Written exercise:
Repeat every line of the material, character for character.

Exercise input:

= = = = =

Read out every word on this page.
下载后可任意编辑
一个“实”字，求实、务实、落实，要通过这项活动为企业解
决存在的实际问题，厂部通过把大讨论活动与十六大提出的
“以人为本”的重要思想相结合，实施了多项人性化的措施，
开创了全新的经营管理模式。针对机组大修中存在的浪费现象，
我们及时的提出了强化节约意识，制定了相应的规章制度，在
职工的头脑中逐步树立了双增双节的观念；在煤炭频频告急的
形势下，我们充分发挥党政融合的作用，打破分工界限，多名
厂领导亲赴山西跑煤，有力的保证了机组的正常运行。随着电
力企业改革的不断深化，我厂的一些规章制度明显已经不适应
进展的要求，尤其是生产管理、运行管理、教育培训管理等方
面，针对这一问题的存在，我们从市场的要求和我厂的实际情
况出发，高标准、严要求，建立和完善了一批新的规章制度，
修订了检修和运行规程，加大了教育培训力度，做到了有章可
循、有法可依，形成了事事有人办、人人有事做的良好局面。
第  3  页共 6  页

= = = = =

Task response:
Read out every word on this page.
下载后可任意编辑
一个“实”字，求实、务实、落实，要通过这项活动为企业解
决存在的实际问题，厂部通过把大讨论活动与十六大提出的
“以人为本”的重要思想相结合，实施了多项人性化的措施，
开创了全新的经营管理模式。针对机组大修中存在的浪费现象，
我们及时的提出了强化节约意识，制定了相应的规章制度，在
职工的头脑中逐步树立了双增双节的观念；在煤炭频频告急的
形势下，我们充分发挥党政融合的作用，打破分工界限，多名
厂领导亲赴山西跑煤，有力的保证了机组的正常运行。随着电
力企业改革的不断深化，我厂的一些规章制度明显已经不适应
进展的要求，尤其是生产管理、运行管理、教育培训管理等方
面，针对这一问题的存在，我们从市场的要求和我厂的实际情
况出发，高标准、严要求，建立和完善了一批新的规章制度，
修订了检修和运行规程，加大了教育培训力度，做到了有章可
循、有法可依，形成了事事有人办、人人有事做的良好局面。
第  3  页共 6  页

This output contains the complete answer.